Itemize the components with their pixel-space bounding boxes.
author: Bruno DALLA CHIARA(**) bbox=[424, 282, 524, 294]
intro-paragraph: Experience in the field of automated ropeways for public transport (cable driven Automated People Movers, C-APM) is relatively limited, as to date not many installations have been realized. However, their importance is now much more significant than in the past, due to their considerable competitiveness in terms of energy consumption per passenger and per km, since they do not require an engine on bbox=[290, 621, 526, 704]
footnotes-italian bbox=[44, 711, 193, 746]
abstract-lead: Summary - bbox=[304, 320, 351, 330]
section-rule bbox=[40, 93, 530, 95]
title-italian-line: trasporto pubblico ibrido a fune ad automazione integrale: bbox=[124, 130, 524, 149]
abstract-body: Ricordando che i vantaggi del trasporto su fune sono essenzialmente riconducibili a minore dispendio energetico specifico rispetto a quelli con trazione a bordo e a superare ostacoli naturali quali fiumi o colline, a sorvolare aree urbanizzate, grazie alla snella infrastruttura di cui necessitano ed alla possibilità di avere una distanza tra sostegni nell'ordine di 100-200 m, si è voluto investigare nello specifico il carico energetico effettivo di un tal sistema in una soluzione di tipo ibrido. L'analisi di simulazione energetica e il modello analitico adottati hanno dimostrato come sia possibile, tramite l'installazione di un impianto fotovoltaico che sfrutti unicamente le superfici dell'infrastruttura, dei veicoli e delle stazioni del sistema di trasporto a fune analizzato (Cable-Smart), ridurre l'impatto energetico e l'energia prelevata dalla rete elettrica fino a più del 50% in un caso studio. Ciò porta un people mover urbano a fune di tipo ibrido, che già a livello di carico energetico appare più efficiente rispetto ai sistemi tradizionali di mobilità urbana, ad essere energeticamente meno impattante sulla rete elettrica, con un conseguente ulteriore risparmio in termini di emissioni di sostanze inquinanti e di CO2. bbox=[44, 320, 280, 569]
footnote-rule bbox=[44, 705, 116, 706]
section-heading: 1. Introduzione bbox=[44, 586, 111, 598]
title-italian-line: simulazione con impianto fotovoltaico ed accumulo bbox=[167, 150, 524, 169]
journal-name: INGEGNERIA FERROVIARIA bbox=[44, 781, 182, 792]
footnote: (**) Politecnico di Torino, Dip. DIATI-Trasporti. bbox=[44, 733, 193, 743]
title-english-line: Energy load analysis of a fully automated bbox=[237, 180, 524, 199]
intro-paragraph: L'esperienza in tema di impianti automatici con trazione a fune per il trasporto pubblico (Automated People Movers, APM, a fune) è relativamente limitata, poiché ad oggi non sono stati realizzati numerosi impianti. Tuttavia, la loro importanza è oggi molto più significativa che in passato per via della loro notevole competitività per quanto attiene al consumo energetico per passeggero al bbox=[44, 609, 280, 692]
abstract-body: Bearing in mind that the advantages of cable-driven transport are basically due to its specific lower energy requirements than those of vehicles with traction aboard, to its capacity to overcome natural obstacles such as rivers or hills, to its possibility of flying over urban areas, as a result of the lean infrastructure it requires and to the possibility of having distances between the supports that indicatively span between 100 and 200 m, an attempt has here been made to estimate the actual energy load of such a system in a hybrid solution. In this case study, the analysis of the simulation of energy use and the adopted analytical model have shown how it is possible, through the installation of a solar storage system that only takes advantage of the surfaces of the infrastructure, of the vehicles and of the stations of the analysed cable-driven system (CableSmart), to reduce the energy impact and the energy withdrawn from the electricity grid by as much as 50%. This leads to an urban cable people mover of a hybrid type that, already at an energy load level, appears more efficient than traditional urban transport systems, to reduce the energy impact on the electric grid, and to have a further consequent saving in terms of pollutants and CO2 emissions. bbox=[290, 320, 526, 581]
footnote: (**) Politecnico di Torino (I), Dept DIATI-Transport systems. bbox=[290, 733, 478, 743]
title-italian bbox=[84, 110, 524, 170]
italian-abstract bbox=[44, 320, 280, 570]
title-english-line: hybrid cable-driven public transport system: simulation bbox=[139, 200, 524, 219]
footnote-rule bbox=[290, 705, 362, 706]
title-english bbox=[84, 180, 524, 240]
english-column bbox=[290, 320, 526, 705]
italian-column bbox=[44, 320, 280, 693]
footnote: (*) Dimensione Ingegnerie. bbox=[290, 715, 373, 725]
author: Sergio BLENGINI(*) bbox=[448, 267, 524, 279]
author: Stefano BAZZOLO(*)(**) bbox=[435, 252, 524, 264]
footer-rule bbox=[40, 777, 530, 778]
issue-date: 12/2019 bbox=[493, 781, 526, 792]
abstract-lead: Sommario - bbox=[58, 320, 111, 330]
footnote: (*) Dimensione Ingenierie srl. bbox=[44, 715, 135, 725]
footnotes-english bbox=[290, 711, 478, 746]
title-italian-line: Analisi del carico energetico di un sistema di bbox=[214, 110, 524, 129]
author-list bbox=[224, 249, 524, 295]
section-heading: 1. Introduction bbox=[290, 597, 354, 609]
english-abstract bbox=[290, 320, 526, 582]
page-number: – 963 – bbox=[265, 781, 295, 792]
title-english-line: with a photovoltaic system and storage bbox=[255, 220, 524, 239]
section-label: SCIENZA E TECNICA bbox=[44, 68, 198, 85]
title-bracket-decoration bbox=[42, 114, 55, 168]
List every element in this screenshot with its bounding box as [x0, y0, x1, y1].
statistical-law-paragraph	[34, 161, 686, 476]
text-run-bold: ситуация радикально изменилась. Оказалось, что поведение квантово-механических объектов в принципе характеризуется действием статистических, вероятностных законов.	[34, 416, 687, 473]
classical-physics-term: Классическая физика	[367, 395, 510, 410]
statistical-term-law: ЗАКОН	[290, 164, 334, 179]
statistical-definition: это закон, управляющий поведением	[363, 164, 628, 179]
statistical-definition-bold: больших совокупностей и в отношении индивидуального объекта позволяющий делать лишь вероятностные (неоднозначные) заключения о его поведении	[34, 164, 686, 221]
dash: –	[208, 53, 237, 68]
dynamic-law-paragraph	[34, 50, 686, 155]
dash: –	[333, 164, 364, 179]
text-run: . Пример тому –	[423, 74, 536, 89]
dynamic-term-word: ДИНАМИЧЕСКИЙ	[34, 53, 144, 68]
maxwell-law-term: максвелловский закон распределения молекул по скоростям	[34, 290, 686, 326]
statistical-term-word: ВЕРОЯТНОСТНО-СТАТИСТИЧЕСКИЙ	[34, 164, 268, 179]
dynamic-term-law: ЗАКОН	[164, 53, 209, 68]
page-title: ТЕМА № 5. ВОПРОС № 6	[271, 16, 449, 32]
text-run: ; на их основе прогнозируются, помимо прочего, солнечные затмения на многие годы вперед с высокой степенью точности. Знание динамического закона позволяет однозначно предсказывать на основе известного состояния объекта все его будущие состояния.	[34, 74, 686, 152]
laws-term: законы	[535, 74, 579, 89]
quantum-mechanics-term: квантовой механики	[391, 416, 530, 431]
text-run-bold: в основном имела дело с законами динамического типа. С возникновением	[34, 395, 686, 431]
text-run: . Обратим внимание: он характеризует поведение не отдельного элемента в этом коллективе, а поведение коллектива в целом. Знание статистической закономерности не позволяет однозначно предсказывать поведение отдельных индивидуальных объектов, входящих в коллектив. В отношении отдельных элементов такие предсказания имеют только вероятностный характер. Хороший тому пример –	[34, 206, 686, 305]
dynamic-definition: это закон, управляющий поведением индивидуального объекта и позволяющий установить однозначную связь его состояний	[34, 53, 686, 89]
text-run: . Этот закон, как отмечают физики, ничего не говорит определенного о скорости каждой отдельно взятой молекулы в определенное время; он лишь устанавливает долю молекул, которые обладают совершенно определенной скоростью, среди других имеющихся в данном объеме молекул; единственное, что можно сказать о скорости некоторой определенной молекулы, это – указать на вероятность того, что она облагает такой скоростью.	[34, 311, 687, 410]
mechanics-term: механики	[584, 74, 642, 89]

——

Reproduce every one of the lines above word for word, leaving nothing out and changing nothing.

Itemize the components with their pixel-space bounding boxes.
author: Bruno DALLA CHIARA(**) bbox=[424, 282, 524, 294]
intro-paragraph: Experience in the field of automated ropeways for public transport (cable driven Automated People Movers, C-APM) is relatively limited, as to date not many installations have been realized. However, their importance is now much more significant than in the past, due to their considerable competitiveness in terms of energy consumption per passenger and per km, since they do not require an engine on bbox=[290, 621, 526, 704]
footnotes-italian bbox=[44, 711, 193, 746]
abstract-lead: Summary - bbox=[304, 320, 351, 330]
section-rule bbox=[40, 93, 530, 95]
title-italian-line: trasporto pubblico ibrido a fune ad automazione integrale: bbox=[124, 130, 524, 149]
abstract-body: Ricordando che i vantaggi del trasporto su fune sono essenzialmente riconducibili a minore dispendio energetico specifico rispetto a quelli con trazione a bordo e a superare ostacoli naturali quali fiumi o colline, a sorvolare aree urbanizzate, grazie alla snella infrastruttura di cui necessitano ed alla possibilità di avere una distanza tra sostegni nell'ordine di 100-200 m, si è voluto investigare nello specifico il carico energetico effettivo di un tal sistema in una soluzione di tipo ibrido. L'analisi di simulazione energetica e il modello analitico adottati hanno dimostrato come sia possibile, tramite l'installazione di un impianto fotovoltaico che sfrutti unicamente le superfici dell'infrastruttura, dei veicoli e delle stazioni del sistema di trasporto a fune analizzato (Cable-Smart), ridurre l'impatto energetico e l'energia prelevata dalla rete elettrica fino a più del 50% in un caso studio. Ciò porta un people mover urbano a fune di tipo ibrido, che già a livello di carico energetico appare più efficiente rispetto ai sistemi tradizionali di mobilità urbana, ad essere energeticamente meno impattante sulla rete elettrica, con un conseguente ulteriore risparmio in termini di emissioni di sostanze inquinanti e di CO2. bbox=[44, 320, 280, 569]
footnote-rule bbox=[44, 705, 116, 706]
section-heading: 1. Introduzione bbox=[44, 586, 111, 598]
title-italian-line: simulazione con impianto fotovoltaico ed accumulo bbox=[167, 150, 524, 169]
journal-name: INGEGNERIA FERROVIARIA bbox=[44, 781, 182, 792]
footnote: (**) Politecnico di Torino, Dip. DIATI-Trasporti. bbox=[44, 733, 193, 743]
title-english-line: Energy load analysis of a fully automated bbox=[237, 180, 524, 199]
intro-paragraph: L'esperienza in tema di impianti automatici con trazione a fune per il trasporto pubblico (Automated People Movers, APM, a fune) è relativamente limitata, poiché ad oggi non sono stati realizzati numerosi impianti. Tuttavia, la loro importanza è oggi molto più significativa che in passato per via della loro notevole competitività per quanto attiene al consumo energetico per passeggero al bbox=[44, 609, 280, 692]
abstract-body: Bearing in mind that the advantages of cable-driven transport are basically due to its specific lower energy requirements than those of vehicles with traction aboard, to its capacity to overcome natural obstacles such as rivers or hills, to its possibility of flying over urban areas, as a result of the lean infrastructure it requires and to the possibility of having distances between the supports that indicatively span between 100 and 200 m, an attempt has here been made to estimate the actual energy load of such a system in a hybrid solution. In this case study, the analysis of the simulation of energy use and the adopted analytical model have shown how it is possible, through the installation of a solar storage system that only takes advantage of the surfaces of the infrastructure, of the vehicles and of the stations of the analysed cable-driven system (CableSmart), to reduce the energy impact and the energy withdrawn from the electricity grid by as much as 50%. This leads to an urban cable people mover of a hybrid type that, already at an energy load level, appears more efficient than traditional urban transport systems, to reduce the energy impact on the electric grid, and to have a further consequent saving in terms of pollutants and CO2 emissions. bbox=[290, 320, 526, 581]
footnote: (**) Politecnico di Torino (I), Dept DIATI-Transport systems. bbox=[290, 733, 478, 743]
title-italian bbox=[84, 110, 524, 170]
italian-abstract bbox=[44, 320, 280, 570]
title-english-line: hybrid cable-driven public transport system: simulation bbox=[139, 200, 524, 219]
footnote-rule bbox=[290, 705, 362, 706]
title-english bbox=[84, 180, 524, 240]
english-column bbox=[290, 320, 526, 705]
italian-column bbox=[44, 320, 280, 693]
footnote: (*) Dimensione Ingegnerie. bbox=[290, 715, 373, 725]
author: Sergio BLENGINI(*) bbox=[448, 267, 524, 279]
author: Stefano BAZZOLO(*)(**) bbox=[435, 252, 524, 264]
footer-rule bbox=[40, 777, 530, 778]
issue-date: 12/2019 bbox=[493, 781, 526, 792]
abstract-lead: Sommario - bbox=[58, 320, 111, 330]
footnote: (*) Dimensione Ingenierie srl. bbox=[44, 715, 135, 725]
footnotes-english bbox=[290, 711, 478, 746]
title-italian-line: Analisi del carico energetico di un sistema di bbox=[214, 110, 524, 129]
author-list bbox=[224, 249, 524, 295]
section-heading: 1. Introduction bbox=[290, 597, 354, 609]
english-abstract bbox=[290, 320, 526, 582]
page-number: – 963 – bbox=[265, 781, 295, 792]
title-english-line: with a photovoltaic system and storage bbox=[255, 220, 524, 239]
section-label: SCIENZA E TECNICA bbox=[44, 68, 198, 85]
title-bracket-decoration bbox=[42, 114, 55, 168]
List every element in this screenshot with its bounding box as [x0, y0, x1, y1].
statistical-law-paragraph	[34, 161, 686, 476]
text-run-bold: ситуация радикально изменилась. Оказалось, что поведение квантово-механических объектов в принципе характеризуется действием статистических, вероятностных законов.	[34, 416, 687, 473]
classical-physics-term: Классическая физика	[367, 395, 510, 410]
statistical-term-law: ЗАКОН	[290, 164, 334, 179]
statistical-definition: это закон, управляющий поведением	[363, 164, 628, 179]
statistical-definition-bold: больших совокупностей и в отношении индивидуального объекта позволяющий делать лишь вероятностные (неоднозначные) заключения о его поведении	[34, 164, 686, 221]
dash: –	[208, 53, 237, 68]
dynamic-law-paragraph	[34, 50, 686, 155]
dash: –	[333, 164, 364, 179]
text-run: . Пример тому –	[423, 74, 536, 89]
dynamic-term-word: ДИНАМИЧЕСКИЙ	[34, 53, 144, 68]
maxwell-law-term: максвелловский закон распределения молекул по скоростям	[34, 290, 686, 326]
statistical-term-word: ВЕРОЯТНОСТНО-СТАТИСТИЧЕСКИЙ	[34, 164, 268, 179]
dynamic-term-law: ЗАКОН	[164, 53, 209, 68]
page-title: ТЕМА № 5. ВОПРОС № 6	[271, 16, 449, 32]
text-run: ; на их основе прогнозируются, помимо прочего, солнечные затмения на многие годы вперед с высокой степенью точности. Знание динамического закона позволяет однозначно предсказывать на основе известного состояния объекта все его будущие состояния.	[34, 74, 686, 152]
laws-term: законы	[535, 74, 579, 89]
quantum-mechanics-term: квантовой механики	[391, 416, 530, 431]
text-run-bold: в основном имела дело с законами динамического типа. С возникновением	[34, 395, 686, 431]
text-run: . Обратим внимание: он характеризует поведение не отдельного элемента в этом коллективе, а поведение коллектива в целом. Знание статистической закономерности не позволяет однозначно предсказывать поведение отдельных индивидуальных объектов, входящих в коллектив. В отношении отдельных элементов такие предсказания имеют только вероятностный характер. Хороший тому пример –	[34, 206, 686, 305]
dynamic-definition: это закон, управляющий поведением индивидуального объекта и позволяющий установить однозначную связь его состояний	[34, 53, 686, 89]
text-run: . Этот закон, как отмечают физики, ничего не говорит определенного о скорости каждой отдельно взятой молекулы в определенное время; он лишь устанавливает долю молекул, которые обладают совершенно определенной скоростью, среди других имеющихся в данном объеме молекул; единственное, что можно сказать о скорости некоторой определенной молекулы, это – указать на вероятность того, что она облагает такой скоростью.	[34, 311, 687, 410]
mechanics-term: механики	[584, 74, 642, 89]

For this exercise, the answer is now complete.